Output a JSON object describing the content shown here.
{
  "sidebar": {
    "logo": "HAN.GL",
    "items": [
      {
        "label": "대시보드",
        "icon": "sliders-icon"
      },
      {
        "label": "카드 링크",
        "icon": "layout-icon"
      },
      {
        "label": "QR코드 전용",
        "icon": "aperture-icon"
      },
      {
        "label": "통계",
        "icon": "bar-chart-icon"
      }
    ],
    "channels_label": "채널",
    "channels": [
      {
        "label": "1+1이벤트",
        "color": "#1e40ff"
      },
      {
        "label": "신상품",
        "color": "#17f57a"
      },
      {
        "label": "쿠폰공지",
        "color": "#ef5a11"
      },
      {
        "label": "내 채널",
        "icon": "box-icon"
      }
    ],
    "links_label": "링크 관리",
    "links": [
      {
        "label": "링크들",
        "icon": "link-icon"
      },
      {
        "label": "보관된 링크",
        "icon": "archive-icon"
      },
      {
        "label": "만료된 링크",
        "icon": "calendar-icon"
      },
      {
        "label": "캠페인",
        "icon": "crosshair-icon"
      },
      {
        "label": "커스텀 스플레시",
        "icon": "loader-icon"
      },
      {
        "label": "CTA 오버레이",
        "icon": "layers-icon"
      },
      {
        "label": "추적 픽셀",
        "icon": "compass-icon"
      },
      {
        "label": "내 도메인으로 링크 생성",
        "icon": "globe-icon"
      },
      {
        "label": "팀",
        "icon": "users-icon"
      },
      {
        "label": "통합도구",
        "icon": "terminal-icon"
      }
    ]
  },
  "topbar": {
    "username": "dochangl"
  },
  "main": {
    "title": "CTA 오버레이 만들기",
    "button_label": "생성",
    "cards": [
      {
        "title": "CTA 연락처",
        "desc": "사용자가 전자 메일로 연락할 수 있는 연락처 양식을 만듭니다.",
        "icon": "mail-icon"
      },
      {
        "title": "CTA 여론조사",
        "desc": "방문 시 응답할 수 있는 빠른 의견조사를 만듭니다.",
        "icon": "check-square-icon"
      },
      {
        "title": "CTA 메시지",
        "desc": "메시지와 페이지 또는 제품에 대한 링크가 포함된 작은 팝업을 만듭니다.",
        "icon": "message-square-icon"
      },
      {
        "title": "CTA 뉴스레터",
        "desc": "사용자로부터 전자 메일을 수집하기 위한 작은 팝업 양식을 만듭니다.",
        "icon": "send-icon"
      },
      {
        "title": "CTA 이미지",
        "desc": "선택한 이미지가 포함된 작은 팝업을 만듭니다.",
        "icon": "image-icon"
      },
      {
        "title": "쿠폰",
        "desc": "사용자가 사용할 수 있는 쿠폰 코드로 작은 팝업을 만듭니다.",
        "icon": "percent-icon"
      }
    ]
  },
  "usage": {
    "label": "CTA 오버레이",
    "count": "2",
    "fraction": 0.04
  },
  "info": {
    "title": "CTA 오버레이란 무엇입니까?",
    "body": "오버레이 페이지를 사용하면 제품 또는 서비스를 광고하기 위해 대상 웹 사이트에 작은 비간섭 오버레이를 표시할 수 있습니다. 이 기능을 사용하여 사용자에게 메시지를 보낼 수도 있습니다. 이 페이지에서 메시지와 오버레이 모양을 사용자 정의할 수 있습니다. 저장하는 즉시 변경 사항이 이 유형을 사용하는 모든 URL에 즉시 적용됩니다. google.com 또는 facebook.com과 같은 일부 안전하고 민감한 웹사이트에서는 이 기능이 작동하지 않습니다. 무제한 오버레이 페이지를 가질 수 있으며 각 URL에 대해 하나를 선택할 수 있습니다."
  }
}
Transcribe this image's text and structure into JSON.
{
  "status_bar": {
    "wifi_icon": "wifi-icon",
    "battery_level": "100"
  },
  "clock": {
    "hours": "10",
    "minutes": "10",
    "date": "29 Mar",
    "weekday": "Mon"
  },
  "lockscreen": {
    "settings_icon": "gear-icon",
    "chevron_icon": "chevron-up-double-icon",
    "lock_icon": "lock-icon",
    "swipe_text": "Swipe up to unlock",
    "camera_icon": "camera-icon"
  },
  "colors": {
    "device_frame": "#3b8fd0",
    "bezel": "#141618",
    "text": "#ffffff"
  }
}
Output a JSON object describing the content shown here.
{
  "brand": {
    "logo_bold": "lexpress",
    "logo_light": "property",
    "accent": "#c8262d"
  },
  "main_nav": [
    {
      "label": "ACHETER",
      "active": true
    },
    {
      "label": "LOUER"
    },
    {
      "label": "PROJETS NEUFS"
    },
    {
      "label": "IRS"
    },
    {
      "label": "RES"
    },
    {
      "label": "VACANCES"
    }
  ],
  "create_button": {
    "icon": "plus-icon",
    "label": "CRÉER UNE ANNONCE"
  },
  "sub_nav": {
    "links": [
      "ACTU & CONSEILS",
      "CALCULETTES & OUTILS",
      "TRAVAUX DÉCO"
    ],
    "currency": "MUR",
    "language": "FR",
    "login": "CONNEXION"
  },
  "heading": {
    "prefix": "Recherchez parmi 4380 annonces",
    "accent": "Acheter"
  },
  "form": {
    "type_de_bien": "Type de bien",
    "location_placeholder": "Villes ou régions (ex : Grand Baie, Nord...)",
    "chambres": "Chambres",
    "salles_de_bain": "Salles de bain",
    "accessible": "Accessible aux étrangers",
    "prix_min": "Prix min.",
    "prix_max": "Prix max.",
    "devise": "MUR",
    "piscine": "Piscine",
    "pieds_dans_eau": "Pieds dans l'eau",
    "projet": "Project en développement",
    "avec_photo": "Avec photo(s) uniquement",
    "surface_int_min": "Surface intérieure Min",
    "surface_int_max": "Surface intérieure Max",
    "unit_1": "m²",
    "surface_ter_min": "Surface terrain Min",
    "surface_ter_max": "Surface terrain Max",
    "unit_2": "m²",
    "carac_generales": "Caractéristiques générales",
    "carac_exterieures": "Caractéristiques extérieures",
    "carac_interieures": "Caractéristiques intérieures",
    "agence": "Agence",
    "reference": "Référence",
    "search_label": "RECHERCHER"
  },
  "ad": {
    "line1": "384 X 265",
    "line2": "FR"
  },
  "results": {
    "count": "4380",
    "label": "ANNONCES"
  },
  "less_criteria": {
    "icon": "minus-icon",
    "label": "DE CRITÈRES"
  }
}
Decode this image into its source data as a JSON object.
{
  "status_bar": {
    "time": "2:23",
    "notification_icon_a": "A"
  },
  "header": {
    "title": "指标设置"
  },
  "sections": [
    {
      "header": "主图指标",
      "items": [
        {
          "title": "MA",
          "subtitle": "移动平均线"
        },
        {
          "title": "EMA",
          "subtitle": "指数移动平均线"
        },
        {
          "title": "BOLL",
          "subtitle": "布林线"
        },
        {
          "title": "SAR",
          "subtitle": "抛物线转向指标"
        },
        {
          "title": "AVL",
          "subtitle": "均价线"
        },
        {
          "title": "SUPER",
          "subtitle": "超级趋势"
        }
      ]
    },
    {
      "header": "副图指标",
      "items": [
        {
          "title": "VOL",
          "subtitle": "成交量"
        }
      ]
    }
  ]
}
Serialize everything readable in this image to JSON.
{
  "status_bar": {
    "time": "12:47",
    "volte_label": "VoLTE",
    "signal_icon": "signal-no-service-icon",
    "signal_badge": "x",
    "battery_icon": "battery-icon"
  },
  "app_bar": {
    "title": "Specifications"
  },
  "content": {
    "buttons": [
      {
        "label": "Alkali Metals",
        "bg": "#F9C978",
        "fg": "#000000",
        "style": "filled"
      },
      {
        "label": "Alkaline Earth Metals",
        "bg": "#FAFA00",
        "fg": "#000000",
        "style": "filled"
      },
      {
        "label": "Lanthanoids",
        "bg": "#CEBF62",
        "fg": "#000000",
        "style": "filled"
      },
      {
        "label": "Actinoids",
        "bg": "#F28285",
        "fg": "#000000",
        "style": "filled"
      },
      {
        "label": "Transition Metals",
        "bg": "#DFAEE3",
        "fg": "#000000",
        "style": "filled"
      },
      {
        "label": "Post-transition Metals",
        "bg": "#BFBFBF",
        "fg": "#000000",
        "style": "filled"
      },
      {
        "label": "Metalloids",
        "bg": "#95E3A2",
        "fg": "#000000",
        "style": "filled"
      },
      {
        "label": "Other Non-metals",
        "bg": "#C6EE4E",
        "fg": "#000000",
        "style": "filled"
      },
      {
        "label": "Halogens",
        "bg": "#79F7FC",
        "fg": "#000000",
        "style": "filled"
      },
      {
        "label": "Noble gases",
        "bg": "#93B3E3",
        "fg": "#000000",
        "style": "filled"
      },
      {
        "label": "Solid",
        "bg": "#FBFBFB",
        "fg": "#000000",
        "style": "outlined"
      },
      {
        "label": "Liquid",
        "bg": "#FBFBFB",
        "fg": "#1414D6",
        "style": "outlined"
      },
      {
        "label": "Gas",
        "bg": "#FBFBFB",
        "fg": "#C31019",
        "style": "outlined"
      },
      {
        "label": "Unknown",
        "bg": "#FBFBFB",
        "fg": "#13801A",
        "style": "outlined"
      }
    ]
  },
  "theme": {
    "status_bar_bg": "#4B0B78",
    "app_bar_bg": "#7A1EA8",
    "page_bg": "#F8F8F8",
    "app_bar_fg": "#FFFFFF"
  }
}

• **EXERCISE**
Search the material above for "사용자가". Pull out each line where it shows up.

• **RESULT BELOW**
        "desc": "사용자가 전자 메일로 연락할 수 있는 연락처 양식을 만듭니다.",
        "desc": "사용자가 사용할 수 있는 쿠폰 코드로 작은 팝업을 만듭니다.",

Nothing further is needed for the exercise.